## start Dataset

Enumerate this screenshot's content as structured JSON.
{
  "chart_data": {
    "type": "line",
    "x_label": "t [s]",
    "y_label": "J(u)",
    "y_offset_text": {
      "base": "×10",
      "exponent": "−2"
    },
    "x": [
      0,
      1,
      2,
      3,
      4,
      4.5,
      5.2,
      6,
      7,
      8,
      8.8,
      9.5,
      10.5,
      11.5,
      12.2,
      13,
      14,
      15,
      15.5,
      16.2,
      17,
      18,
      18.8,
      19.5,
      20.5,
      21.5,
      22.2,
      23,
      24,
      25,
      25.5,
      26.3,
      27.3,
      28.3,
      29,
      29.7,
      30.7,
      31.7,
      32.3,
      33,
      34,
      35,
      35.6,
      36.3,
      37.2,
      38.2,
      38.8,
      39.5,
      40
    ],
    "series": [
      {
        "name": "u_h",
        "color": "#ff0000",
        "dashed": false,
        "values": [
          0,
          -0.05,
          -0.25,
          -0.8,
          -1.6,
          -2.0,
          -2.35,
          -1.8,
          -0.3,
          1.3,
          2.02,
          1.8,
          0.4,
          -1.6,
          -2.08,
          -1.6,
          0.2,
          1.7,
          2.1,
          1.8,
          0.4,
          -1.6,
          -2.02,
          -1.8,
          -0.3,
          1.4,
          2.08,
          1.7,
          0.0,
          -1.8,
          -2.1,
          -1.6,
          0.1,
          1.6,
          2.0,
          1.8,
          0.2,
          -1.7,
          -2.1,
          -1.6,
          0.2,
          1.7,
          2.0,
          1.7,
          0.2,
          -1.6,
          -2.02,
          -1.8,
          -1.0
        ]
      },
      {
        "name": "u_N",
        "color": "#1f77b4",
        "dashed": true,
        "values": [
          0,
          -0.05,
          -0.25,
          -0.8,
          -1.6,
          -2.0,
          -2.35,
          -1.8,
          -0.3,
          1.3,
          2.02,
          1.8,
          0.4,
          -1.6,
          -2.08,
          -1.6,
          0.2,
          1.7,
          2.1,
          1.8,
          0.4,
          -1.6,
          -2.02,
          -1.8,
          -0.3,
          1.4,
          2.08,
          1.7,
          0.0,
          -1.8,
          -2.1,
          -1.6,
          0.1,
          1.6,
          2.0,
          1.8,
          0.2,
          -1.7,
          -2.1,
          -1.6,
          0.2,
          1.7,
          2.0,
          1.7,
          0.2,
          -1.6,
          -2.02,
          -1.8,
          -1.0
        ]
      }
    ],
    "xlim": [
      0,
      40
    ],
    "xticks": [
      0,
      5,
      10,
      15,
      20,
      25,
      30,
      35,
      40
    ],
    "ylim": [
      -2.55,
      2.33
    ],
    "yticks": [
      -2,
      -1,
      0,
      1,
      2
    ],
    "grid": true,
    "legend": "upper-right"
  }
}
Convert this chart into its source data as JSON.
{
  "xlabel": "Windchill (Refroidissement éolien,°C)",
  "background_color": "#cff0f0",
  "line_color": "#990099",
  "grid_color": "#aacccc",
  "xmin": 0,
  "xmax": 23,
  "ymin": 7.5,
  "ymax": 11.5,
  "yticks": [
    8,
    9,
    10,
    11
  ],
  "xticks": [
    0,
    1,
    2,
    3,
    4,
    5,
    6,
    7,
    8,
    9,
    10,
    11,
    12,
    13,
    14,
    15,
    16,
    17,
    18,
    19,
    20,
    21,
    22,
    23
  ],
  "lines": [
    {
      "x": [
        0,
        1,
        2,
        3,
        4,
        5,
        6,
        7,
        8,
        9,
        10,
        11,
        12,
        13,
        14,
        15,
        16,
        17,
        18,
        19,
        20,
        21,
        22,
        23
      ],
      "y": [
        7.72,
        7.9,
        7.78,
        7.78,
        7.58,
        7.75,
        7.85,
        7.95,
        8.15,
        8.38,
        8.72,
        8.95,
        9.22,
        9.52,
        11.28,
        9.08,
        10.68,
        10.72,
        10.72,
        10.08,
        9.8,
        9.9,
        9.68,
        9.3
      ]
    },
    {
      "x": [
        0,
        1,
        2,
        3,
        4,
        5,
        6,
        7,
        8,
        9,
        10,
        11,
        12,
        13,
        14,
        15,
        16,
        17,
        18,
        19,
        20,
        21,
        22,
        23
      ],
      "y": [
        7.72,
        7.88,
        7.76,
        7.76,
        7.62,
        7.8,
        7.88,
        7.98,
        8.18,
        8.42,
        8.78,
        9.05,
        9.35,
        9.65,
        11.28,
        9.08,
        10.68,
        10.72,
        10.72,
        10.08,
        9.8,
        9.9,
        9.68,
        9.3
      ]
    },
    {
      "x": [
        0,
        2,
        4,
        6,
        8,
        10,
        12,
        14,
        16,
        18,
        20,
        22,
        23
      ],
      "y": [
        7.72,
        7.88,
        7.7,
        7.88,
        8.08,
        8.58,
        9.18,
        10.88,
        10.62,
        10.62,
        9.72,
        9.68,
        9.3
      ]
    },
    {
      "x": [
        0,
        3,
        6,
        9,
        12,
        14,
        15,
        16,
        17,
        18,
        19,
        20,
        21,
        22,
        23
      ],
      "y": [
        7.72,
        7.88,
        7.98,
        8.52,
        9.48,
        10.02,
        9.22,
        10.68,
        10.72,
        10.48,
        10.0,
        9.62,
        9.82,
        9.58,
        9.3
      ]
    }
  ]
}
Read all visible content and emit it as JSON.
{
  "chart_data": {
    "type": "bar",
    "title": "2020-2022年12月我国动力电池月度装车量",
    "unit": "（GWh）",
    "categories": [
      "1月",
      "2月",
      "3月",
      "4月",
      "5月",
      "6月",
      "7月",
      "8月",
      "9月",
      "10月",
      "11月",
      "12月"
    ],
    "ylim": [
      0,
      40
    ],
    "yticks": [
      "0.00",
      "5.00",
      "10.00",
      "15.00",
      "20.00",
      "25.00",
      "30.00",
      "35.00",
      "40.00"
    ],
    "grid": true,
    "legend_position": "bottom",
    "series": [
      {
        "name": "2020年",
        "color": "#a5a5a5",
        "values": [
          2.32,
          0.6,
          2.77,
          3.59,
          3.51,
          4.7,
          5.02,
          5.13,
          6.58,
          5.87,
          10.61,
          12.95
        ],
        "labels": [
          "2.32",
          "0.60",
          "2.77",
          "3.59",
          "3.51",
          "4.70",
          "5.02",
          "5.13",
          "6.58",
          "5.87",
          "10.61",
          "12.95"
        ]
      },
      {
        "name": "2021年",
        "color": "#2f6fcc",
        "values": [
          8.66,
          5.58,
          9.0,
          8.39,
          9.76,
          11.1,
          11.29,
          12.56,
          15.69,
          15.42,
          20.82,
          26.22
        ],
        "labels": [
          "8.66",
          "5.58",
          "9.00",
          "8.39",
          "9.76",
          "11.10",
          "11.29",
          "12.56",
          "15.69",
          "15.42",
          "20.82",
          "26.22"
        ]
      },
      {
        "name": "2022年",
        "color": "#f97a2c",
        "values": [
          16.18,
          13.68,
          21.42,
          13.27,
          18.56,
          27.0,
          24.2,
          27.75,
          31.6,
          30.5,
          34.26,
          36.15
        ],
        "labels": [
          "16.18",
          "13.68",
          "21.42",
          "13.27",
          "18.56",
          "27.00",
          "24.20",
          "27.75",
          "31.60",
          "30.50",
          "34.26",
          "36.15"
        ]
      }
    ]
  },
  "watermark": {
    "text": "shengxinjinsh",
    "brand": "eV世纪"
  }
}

## end Dataset

■ **Short task**: Reproduce the full listing word for word.

■ **Written solution**:
Enumerate this screenshot's content as structured JSON.
{
  "chart_data": {
    "type": "line",
    "x_label": "t [s]",
    "y_label": "J(u)",
    "y_offset_text": {
      "base": "×10",
      "exponent": "−2"
    },
    "x": [
      0,
      1,
      2,
      3,
      4,
      4.5,
      5.2,
      6,
      7,
      8,
      8.8,
      9.5,
      10.5,
      11.5,
      12.2,
      13,
      14,
      15,
      15.5,
      16.2,
      17,
      18,
      18.8,
      19.5,
      20.5,
      21.5,
      22.2,
      23,
      24,
      25,
      25.5,
      26.3,
      27.3,
      28.3,
      29,
      29.7,
      30.7,
      31.7,
      32.3,
      33,
      34,
      35,
      35.6,
      36.3,
      37.2,
      38.2,
      38.8,
      39.5,
      40
    ],
    "series": [
      {
        "name": "u_h",
        "color": "#ff0000",
        "dashed": false,
        "values": [
          0,
          -0.05,
          -0.25,
          -0.8,
          -1.6,
          -2.0,
          -2.35,
          -1.8,
          -0.3,
          1.3,
          2.02,
          1.8,
          0.4,
          -1.6,
          -2.08,
          -1.6,
          0.2,
          1.7,
          2.1,
          1.8,
          0.4,
          -1.6,
          -2.02,
          -1.8,
          -0.3,
          1.4,
          2.08,
          1.7,
          0.0,
          -1.8,
          -2.1,
          -1.6,
          0.1,
          1.6,
          2.0,
          1.8,
          0.2,
          -1.7,
          -2.1,
          -1.6,
          0.2,
          1.7,
          2.0,
          1.7,
          0.2,
          -1.6,
          -2.02,
          -1.8,
          -1.0
        ]
      },
      {
        "name": "u_N",
        "color": "#1f77b4",
        "dashed": true,
        "values": [
          0,
          -0.05,
          -0.25,
          -0.8,
          -1.6,
          -2.0,
          -2.35,
          -1.8,
          -0.3,
          1.3,
          2.02,
          1.8,
          0.4,
          -1.6,
          -2.08,
          -1.6,
          0.2,
          1.7,
          2.1,
          1.8,
          0.4,
          -1.6,
          -2.02,
          -1.8,
          -0.3,
          1.4,
          2.08,
          1.7,
          0.0,
          -1.8,
          -2.1,
          -1.6,
          0.1,
          1.6,
          2.0,
          1.8,
          0.2,
          -1.7,
          -2.1,
          -1.6,
          0.2,
          1.7,
          2.0,
          1.7,
          0.2,
          -1.6,
          -2.02,
          -1.8,
          -1.0
        ]
      }
    ],
    "xlim": [
      0,
      40
    ],
    "xticks": [
      0,
      5,
      10,
      15,
      20,
      25,
      30,
      35,
      40
    ],
    "ylim": [
      -2.55,
      2.33
    ],
    "yticks": [
      -2,
      -1,
      0,
      1,
      2
    ],
    "grid": true,
    "legend": "upper-right"
  }
}
Convert this chart into its source data as JSON.
{
  "xlabel": "Windchill (Refroidissement éolien,°C)",
  "background_color": "#cff0f0",
  "line_color": "#990099",
  "grid_color": "#aacccc",
  "xmin": 0,
  "xmax": 23,
  "ymin": 7.5,
  "ymax": 11.5,
  "yticks": [
    8,
    9,
    10,
    11
  ],
  "xticks": [
    0,
    1,
    2,
    3,
    4,
    5,
    6,
    7,
    8,
    9,
    10,
    11,
    12,
    13,
    14,
    15,
    16,
    17,
    18,
    19,
    20,
    21,
    22,
    23
  ],
  "lines": [
    {
      "x": [
        0,
        1,
        2,
        3,
        4,
        5,
        6,
        7,
        8,
        9,
        10,
        11,
        12,
        13,
        14,
        15,
        16,
        17,
        18,
        19,
        20,
        21,
        22,
        23
      ],
      "y": [
        7.72,
        7.9,
        7.78,
        7.78,
        7.58,
        7.75,
        7.85,
        7.95,
        8.15,
        8.38,
        8.72,
        8.95,
        9.22,
        9.52,
        11.28,
        9.08,
        10.68,
        10.72,
        10.72,
        10.08,
        9.8,
        9.9,
        9.68,
        9.3
      ]
    },
    {
      "x": [
        0,
        1,
        2,
        3,
        4,
        5,
        6,
        7,
        8,
        9,
        10,
        11,
        12,
        13,
        14,
        15,
        16,
        17,
        18,
        19,
        20,
        21,
        22,
        23
      ],
      "y": [
        7.72,
        7.88,
        7.76,
        7.76,
        7.62,
        7.8,
        7.88,
        7.98,
        8.18,
        8.42,
        8.78,
        9.05,
        9.35,
        9.65,
        11.28,
        9.08,
        10.68,
        10.72,
        10.72,
        10.08,
        9.8,
        9.9,
        9.68,
        9.3
      ]
    },
    {
      "x": [
        0,
        2,
        4,
        6,
        8,
        10,
        12,
        14,
        16,
        18,
        20,
        22,
        23
      ],
      "y": [
        7.72,
        7.88,
        7.7,
        7.88,
        8.08,
        8.58,
        9.18,
        10.88,
        10.62,
        10.62,
        9.72,
        9.68,
        9.3
      ]
    },
    {
      "x": [
        0,
        3,
        6,
        9,
        12,
        14,
        15,
        16,
        17,
        18,
        19,
        20,
        21,
        22,
        23
      ],
      "y": [
        7.72,
        7.88,
        7.98,
        8.52,
        9.48,
        10.02,
        9.22,
        10.68,
        10.72,
        10.48,
        10.0,
        9.62,
        9.82,
        9.58,
        9.3
      ]
    }
  ]
}
Read all visible content and emit it as JSON.
{
  "chart_data": {
    "type": "bar",
    "title": "2020-2022年12月我国动力电池月度装车量",
    "unit": "（GWh）",
    "categories": [
      "1月",
      "2月",
      "3月",
      "4月",
      "5月",
      "6月",
      "7月",
      "8月",
      "9月",
      "10月",
      "11月",
      "12月"
    ],
    "ylim": [
      0,
      40
    ],
    "yticks": [
      "0.00",
      "5.00",
      "10.00",
      "15.00",
      "20.00",
      "25.00",
      "30.00",
      "35.00",
      "40.00"
    ],
    "grid": true,
    "legend_position": "bottom",
    "series": [
      {
        "name": "2020年",
        "color": "#a5a5a5",
        "values": [
          2.32,
          0.6,
          2.77,
          3.59,
          3.51,
          4.7,
          5.02,
          5.13,
          6.58,
          5.87,
          10.61,
          12.95
        ],
        "labels": [
          "2.32",
          "0.60",
          "2.77",
          "3.59",
          "3.51",
          "4.70",
          "5.02",
          "5.13",
          "6.58",
          "5.87",
          "10.61",
          "12.95"
        ]
      },
      {
        "name": "2021年",
        "color": "#2f6fcc",
        "values": [
          8.66,
          5.58,
          9.0,
          8.39,
          9.76,
          11.1,
          11.29,
          12.56,
          15.69,
          15.42,
          20.82,
          26.22
        ],
        "labels": [
          "8.66",
          "5.58",
          "9.00",
          "8.39",
          "9.76",
          "11.10",
          "11.29",
          "12.56",
          "15.69",
          "15.42",
          "20.82",
          "26.22"
        ]
      },
      {
        "name": "2022年",
        "color": "#f97a2c",
        "values": [
          16.18,
          13.68,
          21.42,
          13.27,
          18.56,
          27.0,
          24.2,
          27.75,
          31.6,
          30.5,
          34.26,
          36.15
        ],
        "labels": [
          "16.18",
          "13.68",
          "21.42",
          "13.27",
          "18.56",
          "27.00",
          "24.20",
          "27.75",
          "31.60",
          "30.50",
          "34.26",
          "36.15"
        ]
      }
    ]
  },
  "watermark": {
    "text": "shengxinjinsh",
    "brand": "eV世纪"
  }
}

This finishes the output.